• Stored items
[Start]

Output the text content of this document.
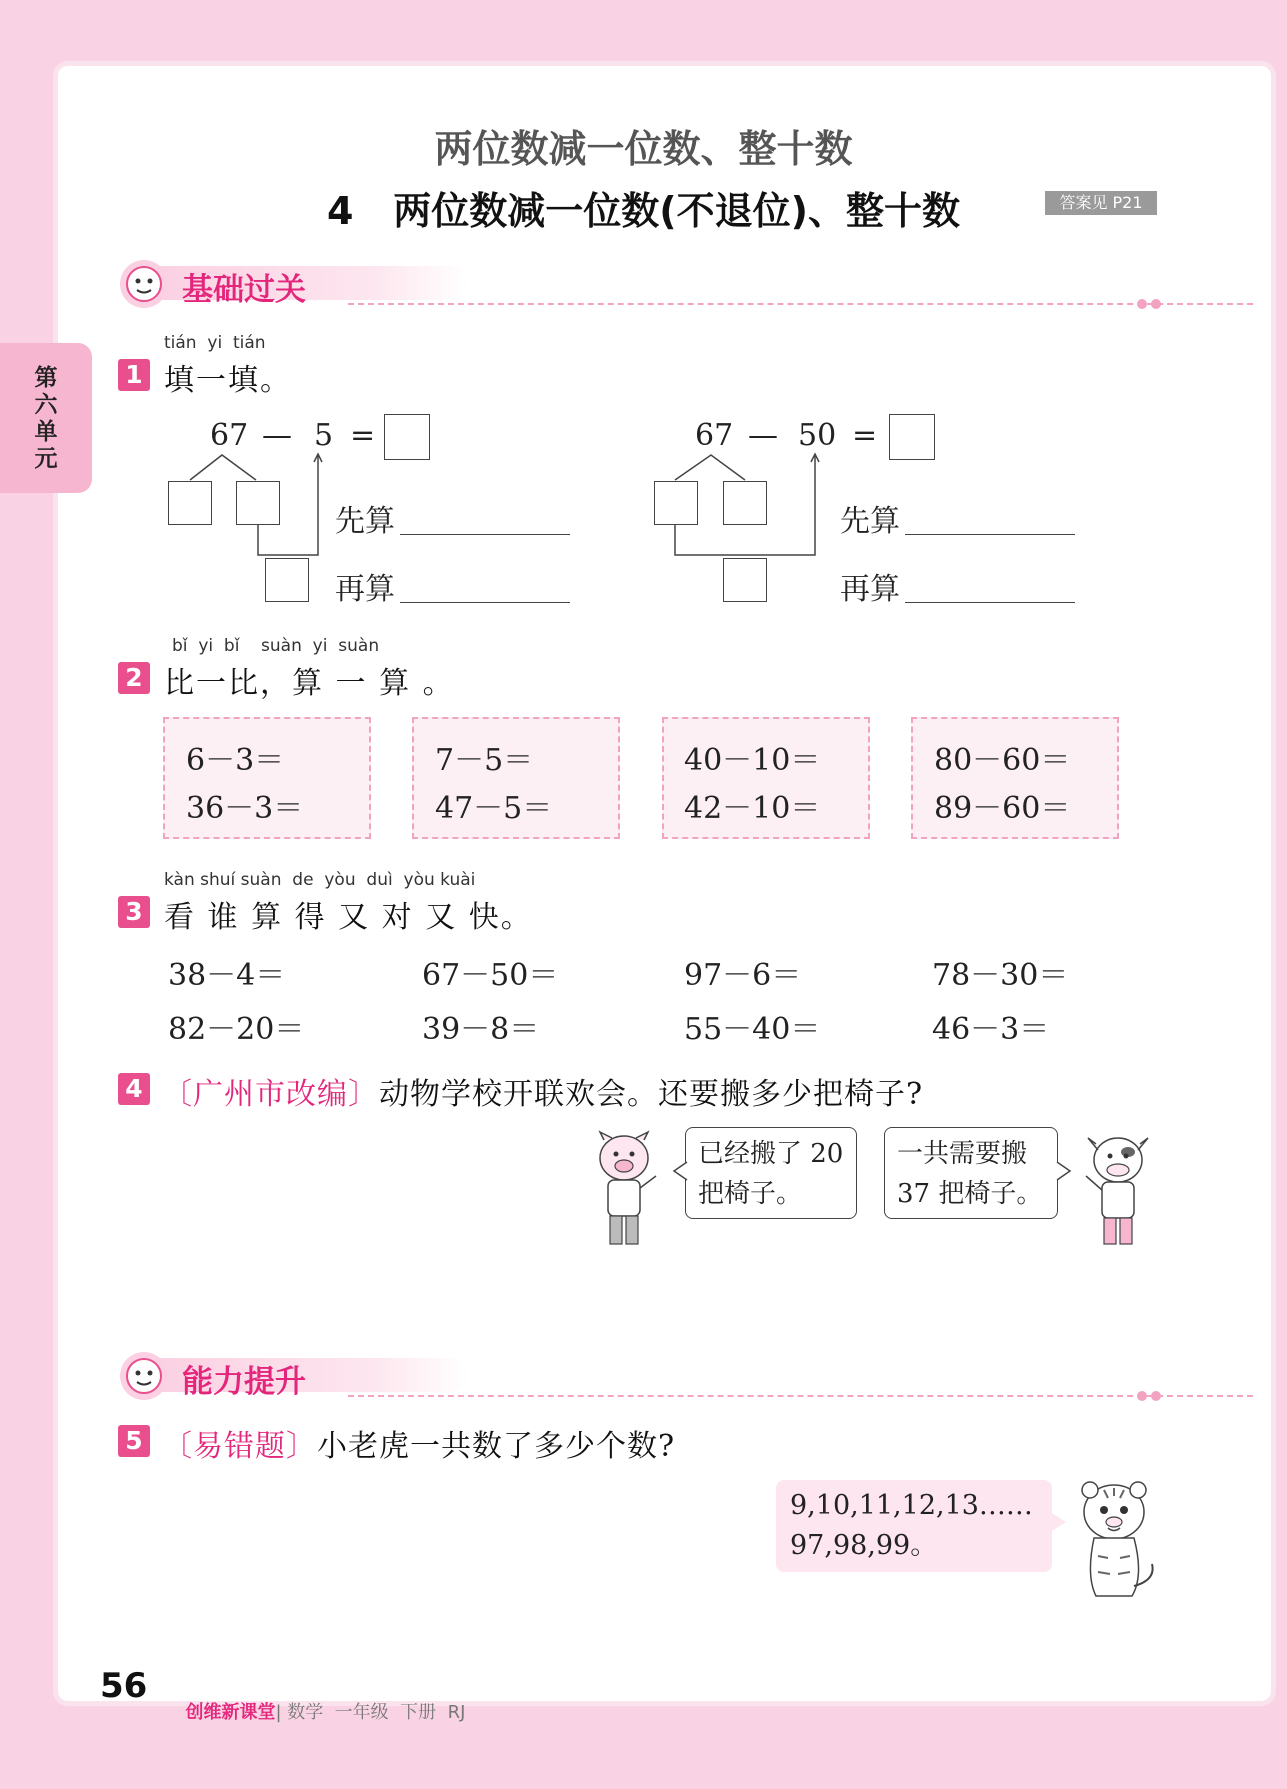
两位数减一位数、整十数
4 两位数减一位数(不退位)、整十数	答案见 P21
第六单元
基础过关
tián  yi  tián
1 填一填。
67 — 5 =
先算
再算
67 — 50 =
先算
再算
bǐ  yi  bǐ    suàn  yi  suàn
2 比一比，算 一 算 。
6－3＝
36－3＝
7－5＝
47－5＝
40－10＝
42－10＝
80－60＝
89－60＝
kàn shuí suàn  de  yòu  duì  yòu kuài
3 看 谁 算 得 又 对 又 快。
38－4＝	67－50＝	97－6＝	78－30＝
82－20＝	39－8＝	55－40＝	46－3＝
4 〔广州市改编〕动物学校开联欢会。还要搬多少把椅子?
已经搬了 20
把椅子。
一共需要搬
37 把椅子。
能力提升
5 〔易错题〕小老虎一共数了多少个数?
9,10,11,12,13……
97,98,99。
56

创维新课堂| 数学  一年级  下册  RJ
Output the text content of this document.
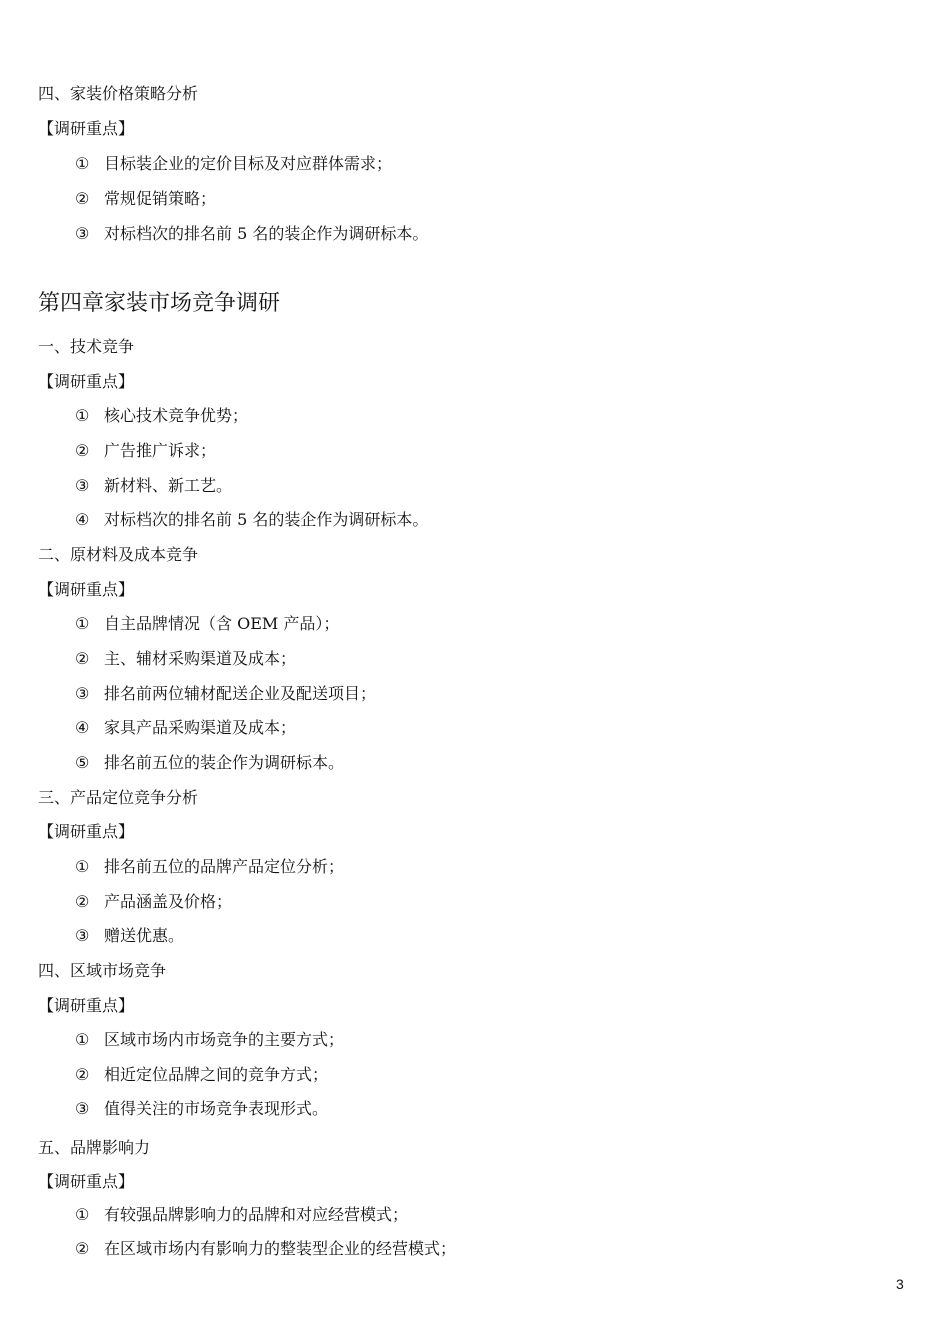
四、家装价格策略分析
【调研重点】
① 目标装企业的定价目标及对应群体需求；
② 常规促销策略；
③ 对标档次的排名前 5 名的装企作为调研标本。
第四章家装市场竞争调研
一、技术竞争
【调研重点】
① 核心技术竞争优势；
② 广告推广诉求；
③ 新材料、新工艺。
④ 对标档次的排名前 5 名的装企作为调研标本。
二、原材料及成本竞争
【调研重点】
① 自主品牌情况（含 OEM 产品）；
② 主、辅材采购渠道及成本；
③ 排名前两位辅材配送企业及配送项目；
④ 家具产品采购渠道及成本；
⑤ 排名前五位的装企作为调研标本。
三、产品定位竞争分析
【调研重点】
① 排名前五位的品牌产品定位分析；
② 产品涵盖及价格；
③ 赠送优惠。
四、区域市场竞争
【调研重点】
① 区域市场内市场竞争的主要方式；
② 相近定位品牌之间的竞争方式；
③ 值得关注的市场竞争表现形式。
五、品牌影响力
【调研重点】
① 有较强品牌影响力的品牌和对应经营模式；
② 在区域市场内有影响力的整装型企业的经营模式；
3
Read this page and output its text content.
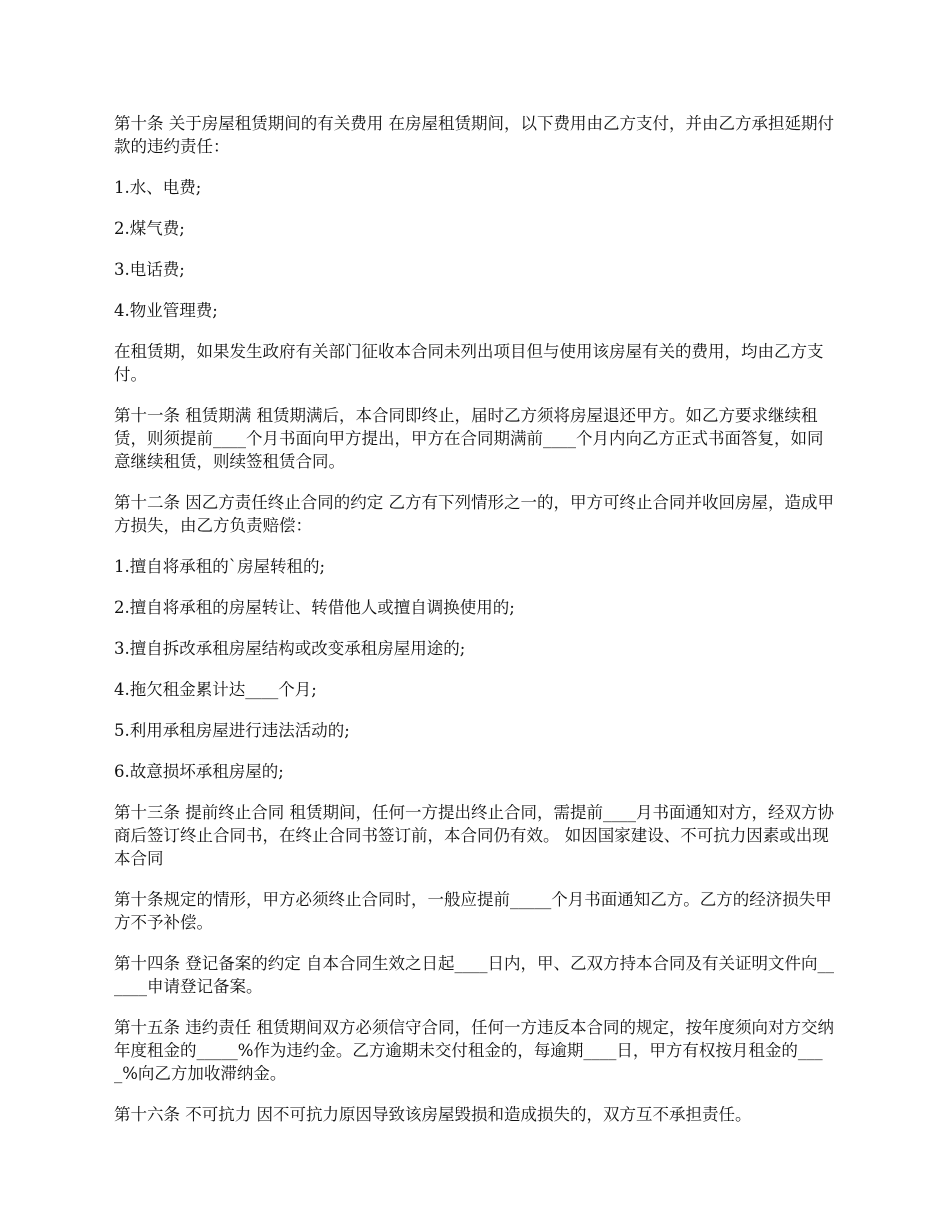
第十条 关于房屋租赁期间的有关费用 在房屋租赁期间，以下费用由乙方支付，并由乙方承担延期付款的违约责任：

1.水、电费;

2.煤气费;

3.电话费;

4.物业管理费;

在租赁期，如果发生政府有关部门征收本合同未列出项目但与使用该房屋有关的费用，均由乙方支付。

第十一条 租赁期满 租赁期满后，本合同即终止，届时乙方须将房屋退还甲方。如乙方要求继续租赁，则须提前____个月书面向甲方提出，甲方在合同期满前____个月内向乙方正式书面答复，如同意继续租赁，则续签租赁合同。

第十二条 因乙方责任终止合同的约定 乙方有下列情形之一的，甲方可终止合同并收回房屋，造成甲方损失，由乙方负责赔偿：

1.擅自将承租的`房屋转租的;

2.擅自将承租的房屋转让、转借他人或擅自调换使用的;

3.擅自拆改承租房屋结构或改变承租房屋用途的;

4.拖欠租金累计达____个月;

5.利用承租房屋进行违法活动的;

6.故意损坏承租房屋的;

第十三条 提前终止合同 租赁期间，任何一方提出终止合同，需提前____月书面通知对方，经双方协商后签订终止合同书，在终止合同书签订前，本合同仍有效。 如因国家建设、不可抗力因素或出现本合同

第十条规定的情形，甲方必须终止合同时，一般应提前_____个月书面通知乙方。乙方的经济损失甲方不予补偿。

第十四条 登记备案的约定 自本合同生效之日起____日内，甲、乙双方持本合同及有关证明文件向______申请登记备案。

第十五条 违约责任 租赁期间双方必须信守合同，任何一方违反本合同的规定，按年度须向对方交纳年度租金的_____%作为违约金。乙方逾期未交付租金的，每逾期____日，甲方有权按月租金的____%向乙方加收滞纳金。

第十六条 不可抗力 因不可抗力原因导致该房屋毁损和造成损失的，双方互不承担责任。
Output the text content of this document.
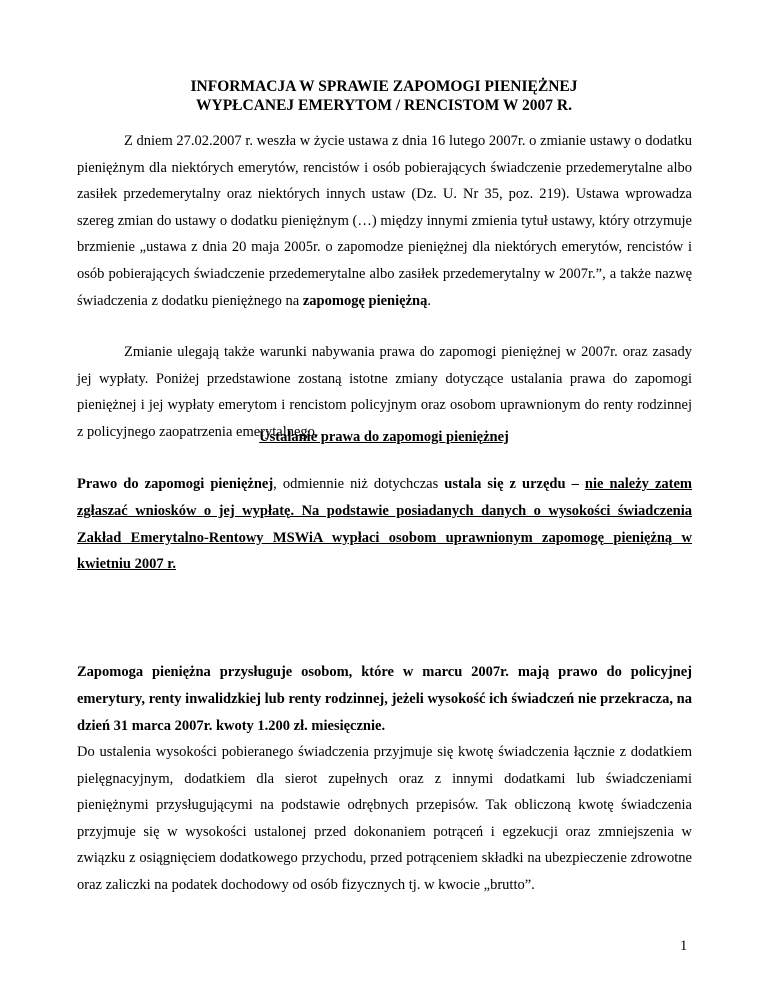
INFORMACJA W SPRAWIE ZAPOMOGI PIENIĘŻNEJ
WYPŁCANEJ EMERYTOM / RENCISTOM W 2007 R.
Z dniem 27.02.2007 r. weszła w życie ustawa z dnia 16 lutego 2007r. o zmianie ustawy o dodatku pieniężnym dla niektórych emerytów, rencistów i osób pobierających świadczenie przedemerytalne albo zasiłek przedemerytalny oraz niektórych innych ustaw (Dz. U. Nr 35, poz. 219). Ustawa wprowadza szereg zmian do ustawy o dodatku pieniężnym (…) między innymi zmienia tytuł ustawy, który otrzymuje brzmienie „ustawa z dnia 20 maja 2005r. o zapomodze pieniężnej dla niektórych emerytów, rencistów i osób pobierających świadczenie przedemerytalne albo zasiłek przedemerytalny w 2007r.”, a także nazwę świadczenia z dodatku pieniężnego na zapomogę pieniężną.
Zmianie ulegają także warunki nabywania prawa do zapomogi pieniężnej w 2007r. oraz zasady jej wypłaty. Poniżej przedstawione zostaną istotne zmiany dotyczące ustalania prawa do zapomogi pieniężnej i jej wypłaty emerytom i rencistom policyjnym oraz osobom uprawnionym do renty rodzinnej z policyjnego zaopatrzenia emerytalnego.
Ustalanie prawa do zapomogi pieniężnej
Prawo do zapomogi pieniężnej, odmiennie niż dotychczas ustala się z urzędu – nie należy zatem zgłaszać wniosków o jej wypłatę. Na podstawie posiadanych danych o wysokości świadczenia Zakład Emerytalno-Rentowy MSWiA wypłaci osobom uprawnionym zapomogę pieniężną w kwietniu 2007 r.
Zapomoga pieniężna przysługuje osobom, które w marcu 2007r. mają prawo do policyjnej emerytury, renty inwalidzkiej lub renty rodzinnej, jeżeli wysokość ich świadczeń nie przekracza, na dzień 31 marca 2007r. kwoty 1.200 zł. miesięcznie.
Do ustalenia wysokości pobieranego świadczenia przyjmuje się kwotę świadczenia łącznie z dodatkiem pielęgnacyjnym, dodatkiem dla sierot zupełnych oraz z innymi dodatkami lub świadczeniami pieniężnymi przysługującymi na podstawie odrębnych przepisów. Tak obliczoną kwotę świadczenia przyjmuje się w wysokości ustalonej przed dokonaniem potrąceń i egzekucji oraz zmniejszenia w związku z osiągnięciem dodatkowego przychodu, przed potrąceniem składki na ubezpieczenie zdrowotne oraz zaliczki na podatek dochodowy od osób fizycznych tj. w kwocie „brutto”.
1
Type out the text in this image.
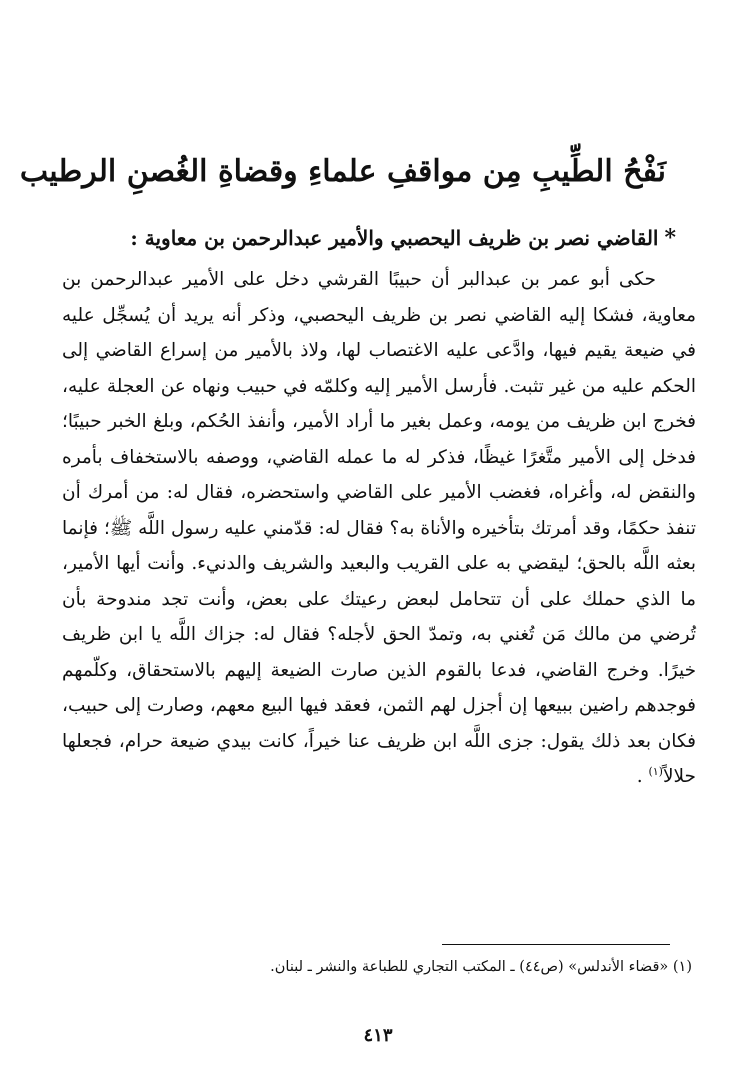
نَفْحُ الطِّيبِ مِن مواقفِ علماءِ وقضاةِ الغُصنِ الرطيب
*القاضي نصر بن ظريف اليحصبي والأمير عبدالرحمن بن معاوية :
حكى أبو عمر بن عبدالبر أن حبيبًا القرشي دخل على الأمير عبدالرحمن بن معاوية، فشكا إليه القاضي نصر بن ظريف اليحصبي، وذكر أنه يريد أن يُسجِّل عليه في ضيعة يقيم فيها، وادَّعى عليه الاغتصاب لها، ولاذ بالأمير من إسراع القاضي إلى الحكم عليه من غير تثبت. فأرسل الأمير إليه وكلمّه في حبيب ونهاه عن العجلة عليه، فخرج ابن ظريف من يومه، وعمل بغير ما أراد الأمير، وأنفذ الحُكم، وبلغ الخبر حبيبًا؛ فدخل إلى الأمير متَّغرًا غيظًا، فذكر له ما عمله القاضي، ووصفه بالاستخفاف بأمره والنقض له، وأغراه، فغضب الأمير على القاضي واستحضره، فقال له: من أمرك أن تنفذ حكمًا، وقد أمرتك بتأخيره والأناة به؟ فقال له: قدّمني عليه رسول اللَّه ﷺ؛ فإنما بعثه اللَّه بالحق؛ ليقضي به على القريب والبعيد والشريف والدنيء. وأنت أيها الأمير، ما الذي حملك على أن تتحامل لبعض رعيتك على بعض، وأنت تجد مندوحة بأن تُرضي من مالك مَن تُغني به، وتمدّ الحق لأجله؟ فقال له: جزاك اللَّه يا ابن ظريف خيرًا. وخرج القاضي، فدعا بالقوم الذين صارت الضيعة إليهم بالاستحقاق، وكلّمهم فوجدهم راضين ببيعها إن أجزل لهم الثمن، فعقد فيها البيع معهم، وصارت إلى حبيب، فكان بعد ذلك يقول: جزى اللَّه ابن ظريف عنا خيراً، كانت بيدي ضيعة حرام، فجعلها حلالاً$^{(١)}$ .
(١) «قضاء الأندلس» (ص٤٤) ـ المكتب التجاري للطباعة والنشر ـ لبنان.
٤١٣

[End]

• WHAT YOU ARE ASKED TO DO
Report how many lines of the records above contain the word "两位数减一位数", and give only that number.

• ANSWER IN FULL
2